_STATED TASK 1_. In the piece on the CIA's assessment of the Yom Kippur War, what did the costly 1973 victory lead both sides to do?
_STATED TASK 2_. Summarize the piece on the CIA's assessment of the Yom Kippur War in two sentences.
_STATED TASK 3_. Carry on the piece about the CIA's assessment of the Yom Kippur War, starting after its final sentence.

==== READING PASSAGE

Wednesday, July 1, 2015

The CIA’s assessment of the Yom Kippur War

The State of Israel and its Arab neighbors have fought regular wars several times, specifically in 1948, 1956, 1967 and 1973. The 1973 conflict was called the Yom Kippur War and although it opened with a series of Arab victories in the end the Israelis managed to contain their opponents and then defeat them by counterattacking with their mobile forces.

Prior to the 1973 War the Israeli armed forces were thought to be greatly superior to the Arabs both in training and equipment. The Israeli victories in the previous wars meant that their leadership tended to underestimate the Arab soldier. This led to a false sense of superiority and the belief that the Arab states would not risk going to war against Israel since they would surely lose. Unfortunately for the Israelis the Arabs were prepared to go to war to achieve their political objectives. The Yom Kippur War caught the Israelis by surprise and the Arab armies were able to win victories in the Sinai and the Golan Heights. However Israeli superiority in training and leadership, coupled with the dispatch of reinforcements led to the defeat of the Arabs. This was a costly victory and it led both sides to engage in peace talks that culminated in the 1978 Camp David Accords.
The Yom Kippur War was of great interest to military observers since both sides used modern equipment and tactics. Israel had equipment used by NATO countries and the Arabs were equipped with Soviet weapons. If the Cold War turned hot these same weapon systems were going to be used in a future conflict in Europe between NATO and the Soviet Union. For this reason the US intelligence agencies carefully evaluated the weapons and tactics of both the Arabs and Israelis. The CIA report ‘The 1973 Arab-Israeli War: Overview and Analysis of the Conflict’ contains the lessons learned from this conflict.

========
==== COLLECTED MATERIAL

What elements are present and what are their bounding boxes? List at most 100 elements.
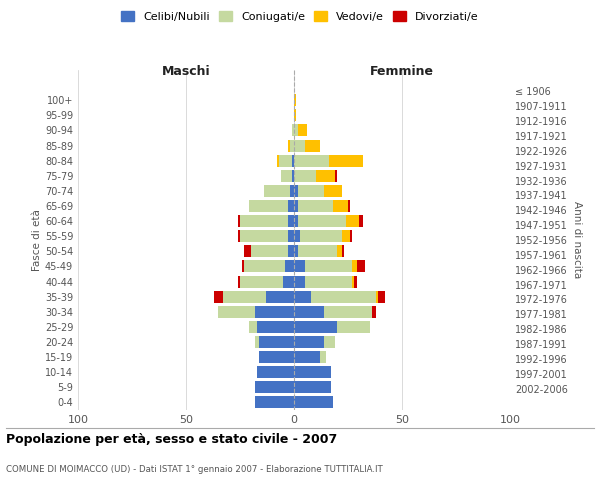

========

_EXERCISE OUTPUT 1_. It led both sides to engage in peace talks that culminated in the 1978 Camp David Accords.

_EXERCISE OUTPUT 2_. The 1973 Yom Kippur War caught an overconfident Israel by surprise and opened with Arab victories in the Sinai and the Golan Heights. Israeli superiority in training and leadership, along with reinforcements, then brought about the Arabs' defeat, and because Israel used NATO equipment and the Arabs used Soviet weapons, US intelligence agencies studied the war closely and recorded its lessons in a CIA report.

_EXERCISE OUTPUT 3_.
The report is dated September 1975 and says:
This study examines the military operations of Egypt, Syria, and Israel during the 1973 Middle East war with a view to providing some indications of future force developments in the area. Key findings:

Strategy. The Arabs had different goals and, consequently, different strategies. The Syrians wanted to liberate the Golan Heights and attempted to do so in one stroke. The Egyptians' main goal was to achieve a political effect, and they therefore planned for a limited offensive. The Israelis, because of overconfidence and because they failed to recognize that their occupation of the Suez Canal's east bank deprived them of advance warning of an Egyptian attack, did not react to mounting evidence of Arab intentions.
Performance of Troops. The Arabs were tough on defense but ill trained and poorly led on offense. The Israelis showed a depth of training and flexibility that enabled small units to withstand the initial shock of the Arab attack without breaking, and to recover quickly.

Antitank Weaponry. The most effective tank killer in this war was the tank - 90 percent of the Arab tanks and at least 75 percent of the Israeli tanks destroyed during the war were hit by enemy tanks. Antitank missiles such as the Sagger, RPG-7, LAW, and TOW could be countered by appropriate tactics, although they represented a new and dangerous presence on the battlefield.
Air Defense. The Arab air defenses prevented the Israeli Air Force from damaging Arab ground forces on anything like the scale seen in 1967. They achieved their primary aim by disrupting Israeli attacks rather than by shooting down or damaging Israeli aircraft. Israeli loss rates were actually lower than they were in 1967, when the Arabs had only rudimentary air defense systems. The Syrians destroyed or damaged Israeli aircraft at a rate two to three times greater than the Egyptians because the tactical situation on the Golan front forced the Israelis to accept greater risks.

Mobilization. The Israeli mobilization was untidy and revealed many flaws and shortages. The situation was saved by the training of the troops and by standardized procedures that allowed crews to be scrambled without degrading performance. Despite the problems, the Israelis delivered more combat power to the front line in less time than the plans called for.
Naval Operations. Israel's talent for tailoring its strengths to Arab weaknesses was especially evident in naval operations during the 1973 conflict. The Israeli navy's excellent performance was a sharp contrast to the prewar complacency and overconfidence displayed by the ground and air forces.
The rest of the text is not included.